Task statement:
Select the lines of the records containing the word "does" and list them.

[Collected data entries]
____________
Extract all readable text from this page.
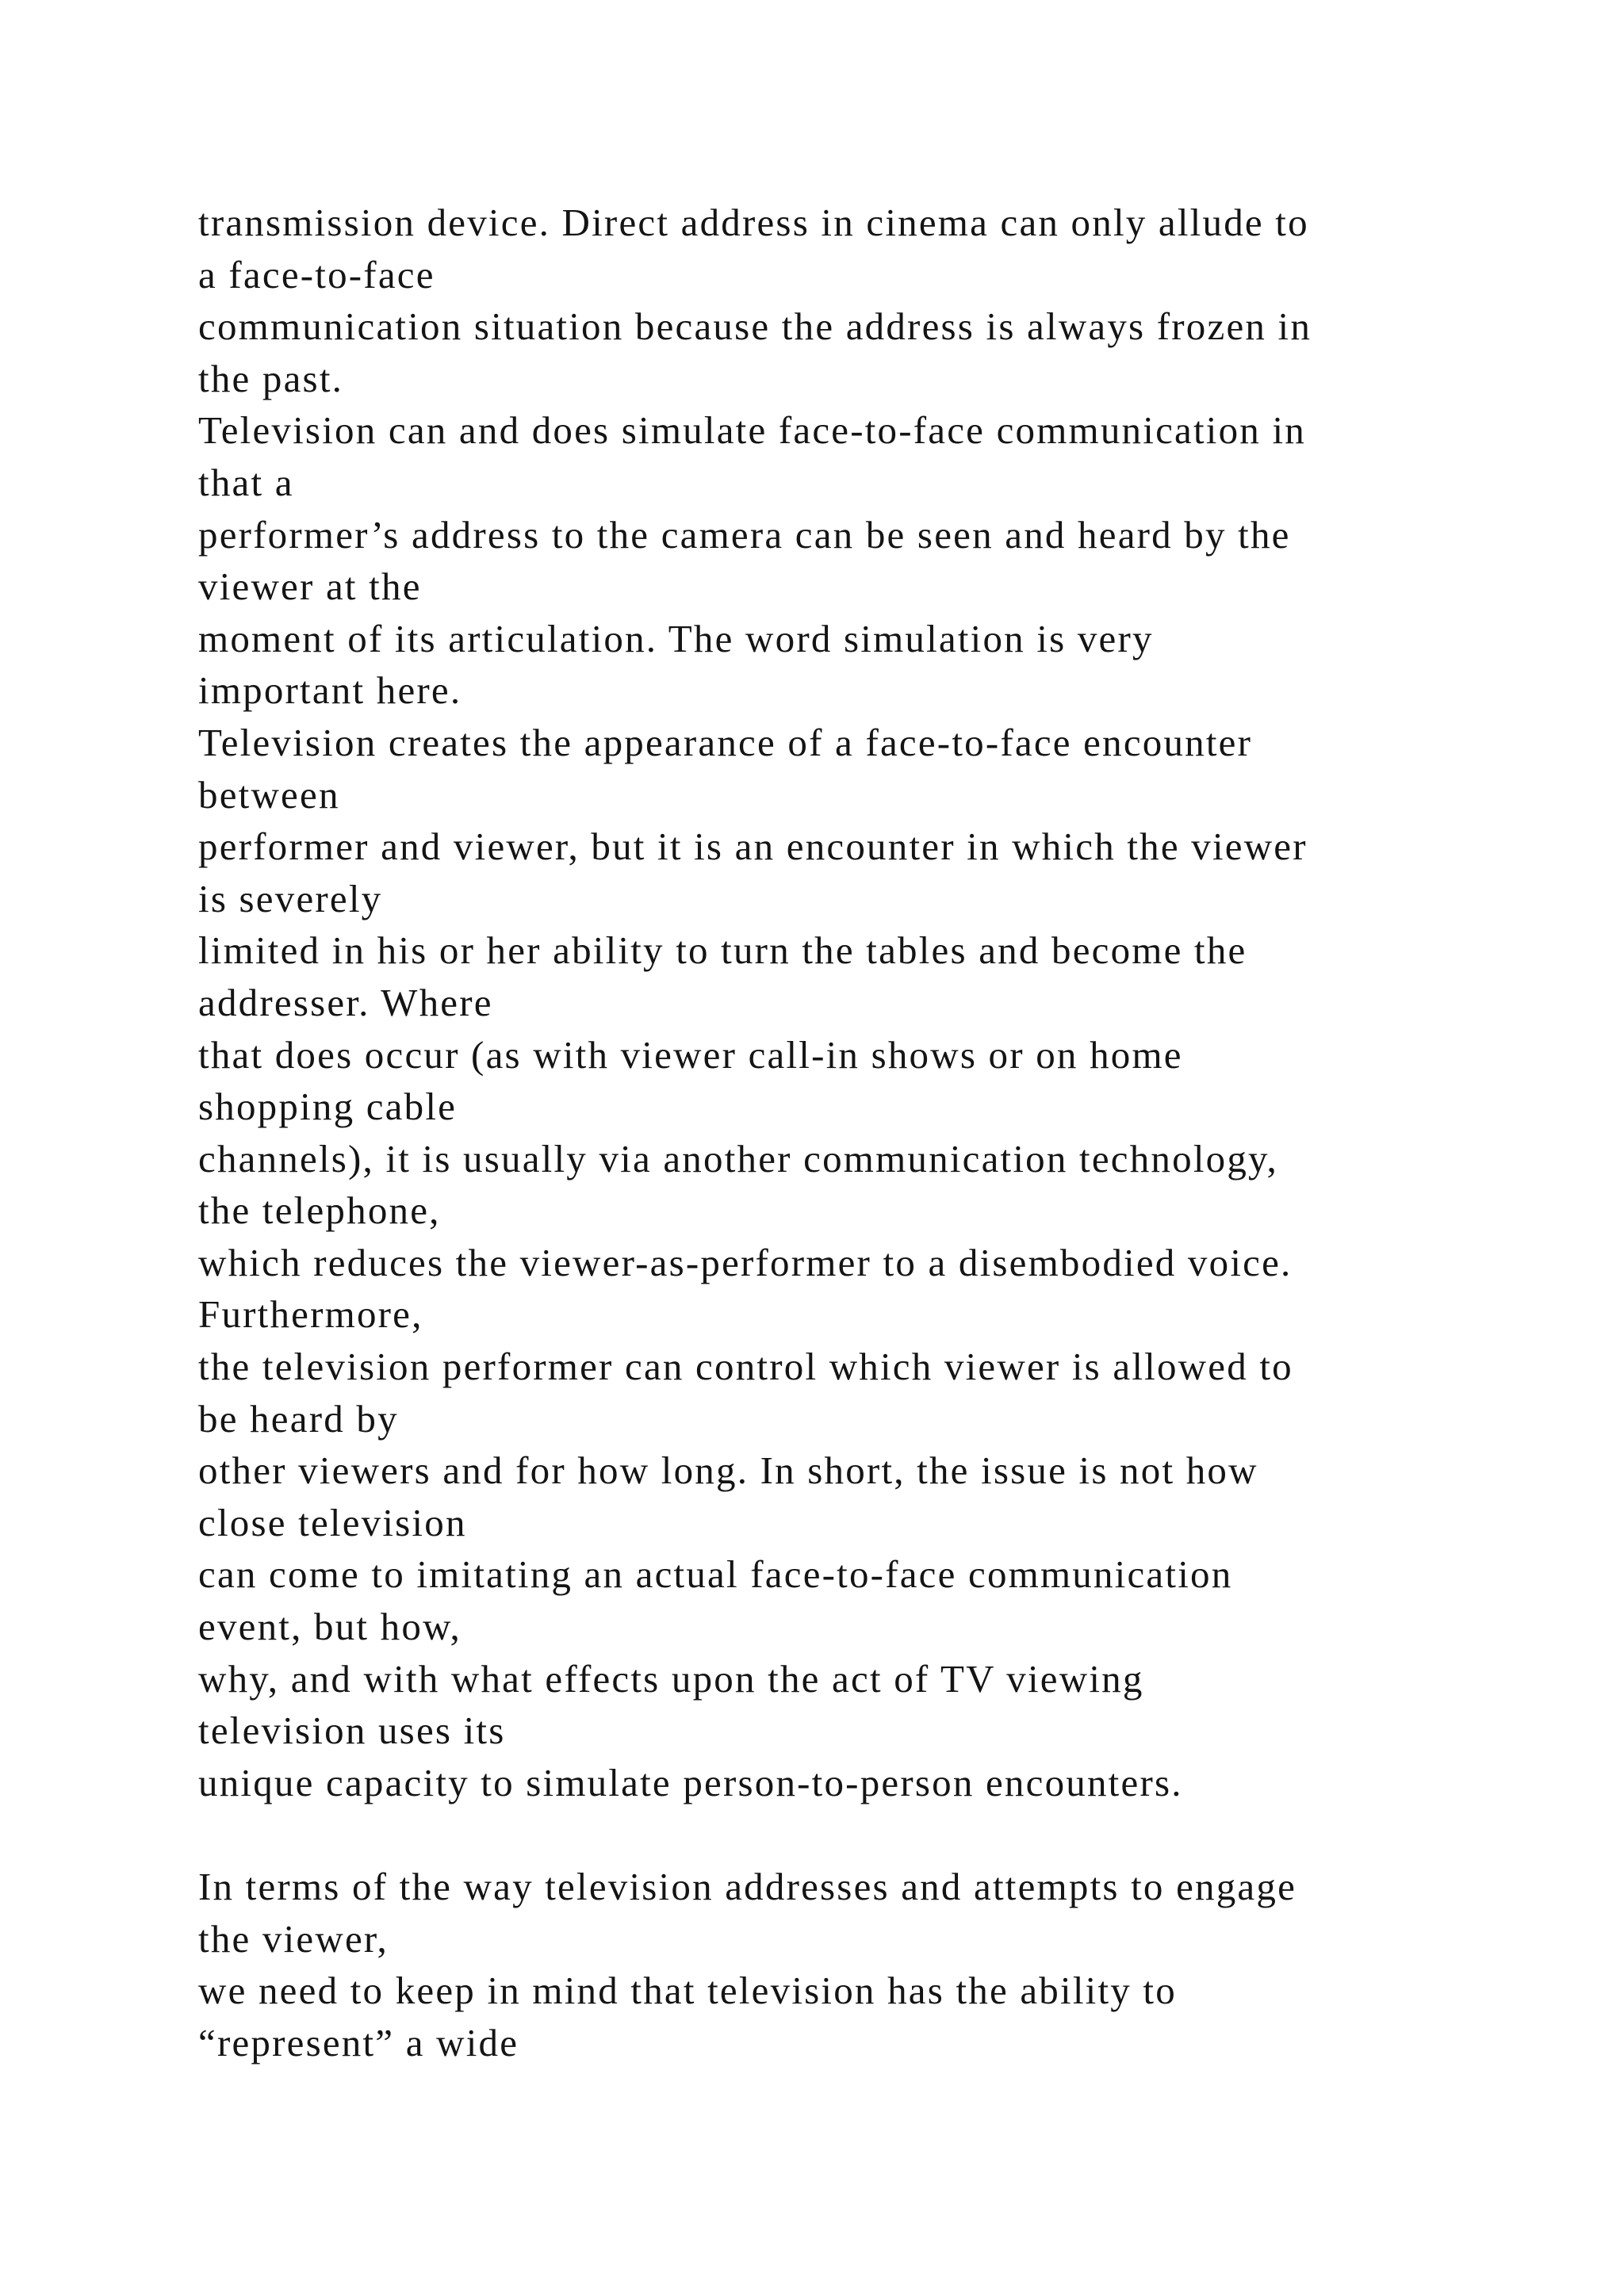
transmission device. Direct address in cinema can only allude to
a face-to-face
communication situation because the address is always frozen in
the past.
Television can and does simulate face-to-face communication in
that a
performer’s address to the camera can be seen and heard by the
viewer at the
moment of its articulation. The word simulation is very
important here.
Television creates the appearance of a face-to-face encounter
between
performer and viewer, but it is an encounter in which the viewer
is severely
limited in his or her ability to turn the tables and become the
addresser. Where
that does occur (as with viewer call-in shows or on home
shopping cable
channels), it is usually via another communication technology,
the telephone,
which reduces the viewer-as-performer to a disembodied voice.
Furthermore,
the television performer can control which viewer is allowed to
be heard by
other viewers and for how long. In short, the issue is not how
close television
can come to imitating an actual face-to-face communication
event, but how,
why, and with what effects upon the act of TV viewing
television uses its
unique capacity to simulate person-to-person encounters.
In terms of the way television addresses and attempts to engage
the viewer,
we need to keep in mind that television has the ability to
“represent” a wide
____________
Task answer:
Television can and does simulate face-to-face communication in
that does occur (as with viewer call-in shows or on home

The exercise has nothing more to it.